-- start Extracted information --

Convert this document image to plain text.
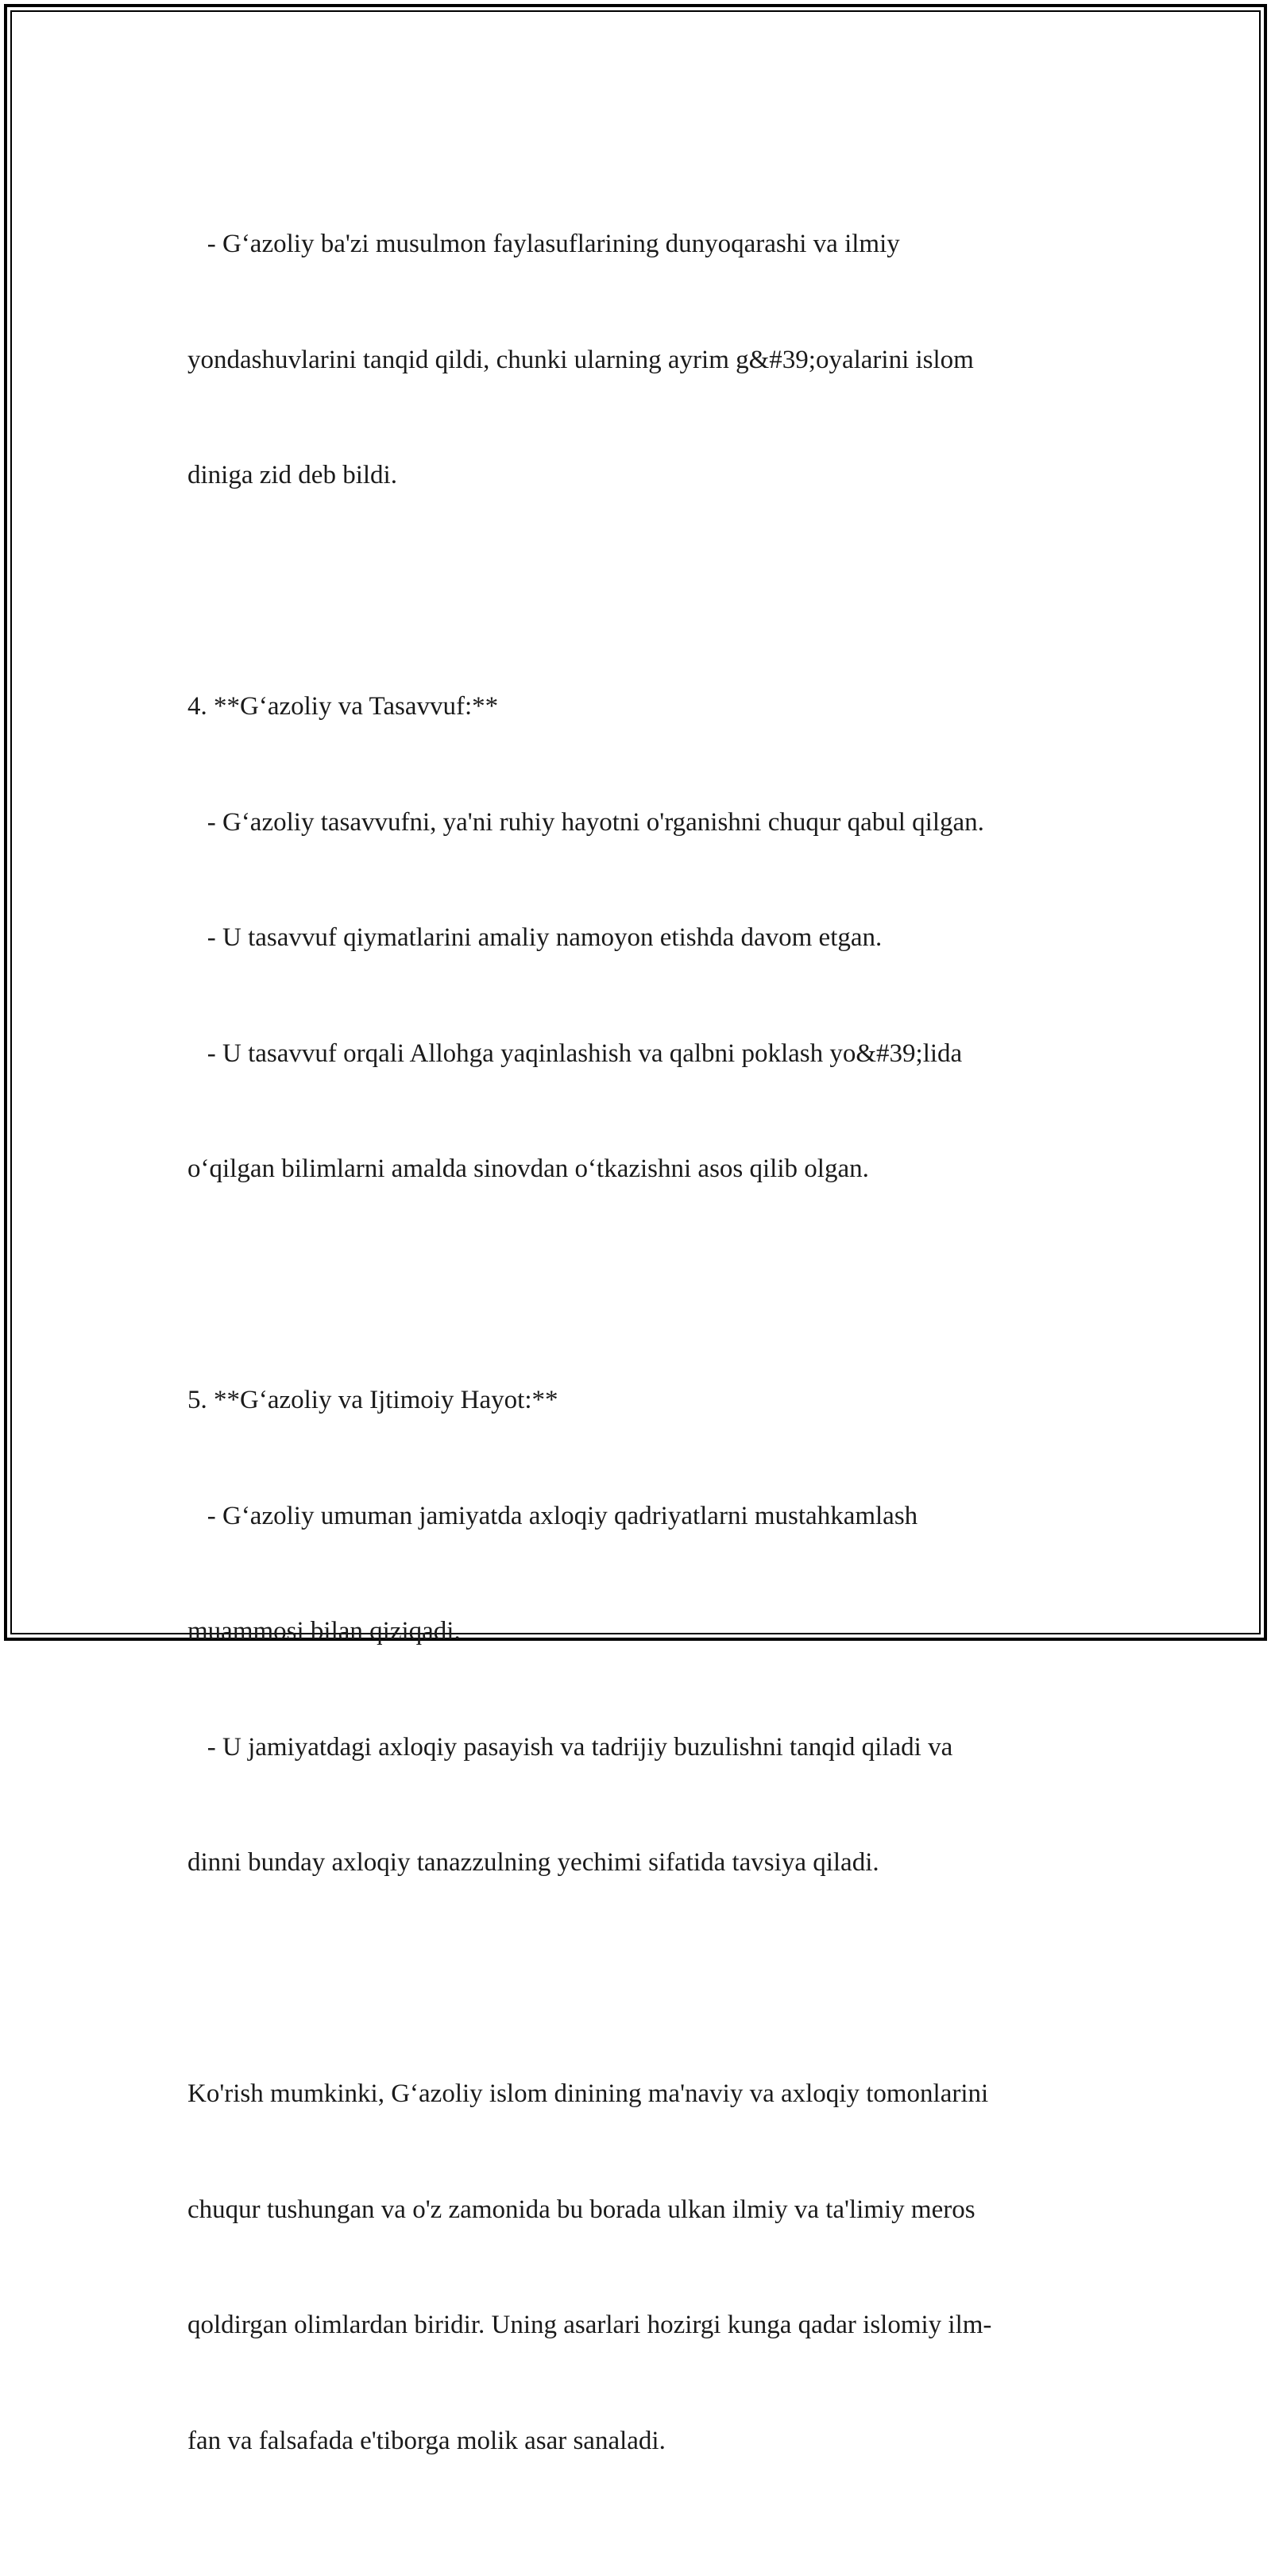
- G‘azoliy ba'zi musulmon faylasuflarining dunyoqarashi va ilmiy

yondashuvlarini tanqid qildi, chunki ularning ayrim g&#39;oyalarini islom

diniga zid deb bildi.

4. **G‘azoliy va Tasavvuf:**

- G‘azoliy tasavvufni, ya'ni ruhiy hayotni o'rganishni chuqur qabul qilgan.

- U tasavvuf qiymatlarini amaliy namoyon etishda davom etgan.

- U tasavvuf orqali Allohga yaqinlashish va qalbni poklash yo&#39;lida

o‘qilgan bilimlarni amalda sinovdan o‘tkazishni asos qilib olgan.

5. **G‘azoliy va Ijtimoiy Hayot:**

- G‘azoliy umuman jamiyatda axloqiy qadriyatlarni mustahkamlash

muammosi bilan qiziqadi.

- U jamiyatdagi axloqiy pasayish va tadrijiy buzulishni tanqid qiladi va

dinni bunday axloqiy tanazzulning yechimi sifatida tavsiya qiladi.

Ko'rish mumkinki, G‘azoliy islom dinining ma'naviy va axloqiy tomonlarini

chuqur tushungan va o'z zamonida bu borada ulkan ilmiy va ta'limiy meros

qoldirgan olimlardan biridir. Uning asarlari hozirgi kunga qadar islomiy ilm-

fan va falsafada e'tiborga molik asar sanaladi.
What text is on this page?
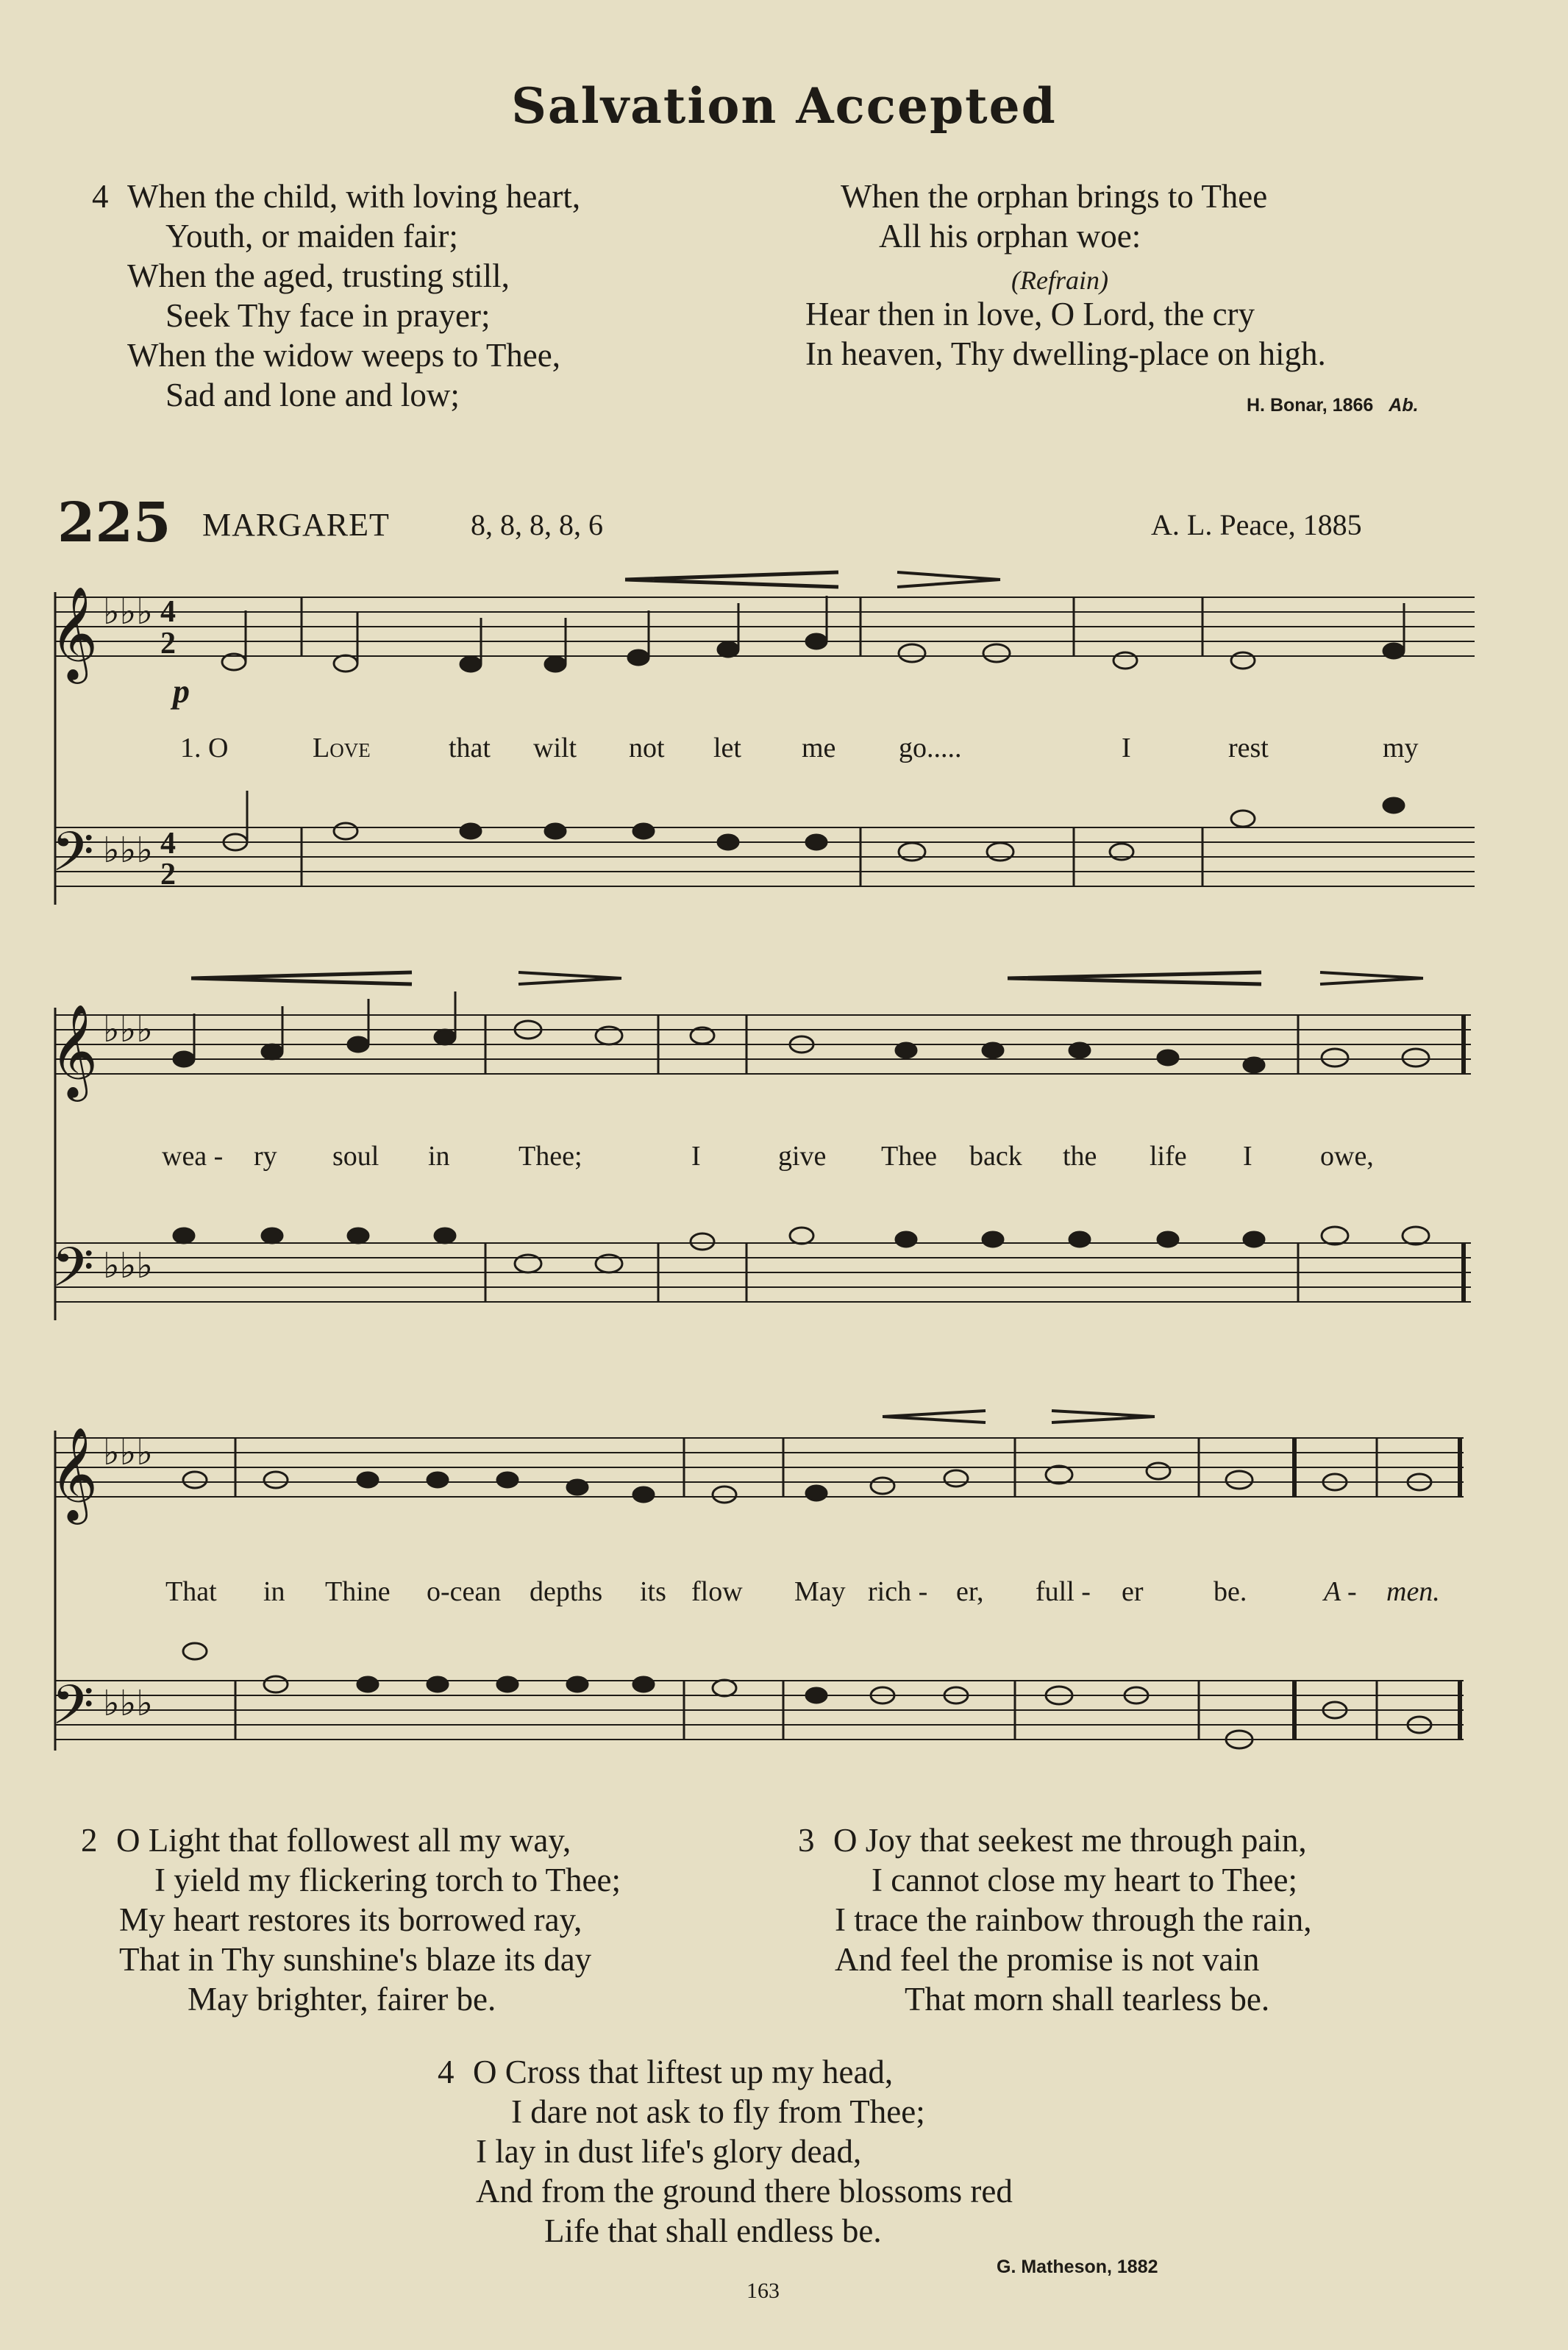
Salvation Accepted
4 When the child, with loving heart,
Youth, or maiden fair;
When the aged, trusting still,
Seek Thy face in prayer;
When the widow weeps to Thee,
Sad and lone and low;
When the orphan brings to Thee
All his orphan woe:
(Refrain)
Hear then in love, O Lord, the cry
In heaven, Thy dwelling-place on high.
H. Bonar, 1866 Ab.
225 MARGARET	8, 8, 8, 8, 6	A. L. Peace, 1885
𝄞
𝄢
♭♭♭
♭♭♭
4
2
4
2
p
1. O	Love	that wilt not let me go.....	I	rest	my
𝄞
𝄢
♭♭♭
♭♭♭
wea - ry soul in Thee;	I	give Thee back the life I owe,
𝄞
𝄢
♭♭♭
♭♭♭
That in Thine o-cean depths its flow May rich - er, full - er	be.	A - men.
2 O Light that followest all my way,
I yield my flickering torch to Thee;
My heart restores its borrowed ray,
That in Thy sunshine's blaze its day
May brighter, fairer be.
3 O Joy that seekest me through pain,
I cannot close my heart to Thee;
I trace the rainbow through the rain,
And feel the promise is not vain
That morn shall tearless be.
4 O Cross that liftest up my head,
I dare not ask to fly from Thee;
I lay in dust life's glory dead,
And from the ground there blossoms red
Life that shall endless be.
G. Matheson, 1882
163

-- end Extracted information --

» **What this task involves**
Where does the word "through" appear? Return each line that holds it.

» **Expected answer**
3 O Joy that seekest me through pain,
I trace the rainbow through the rain,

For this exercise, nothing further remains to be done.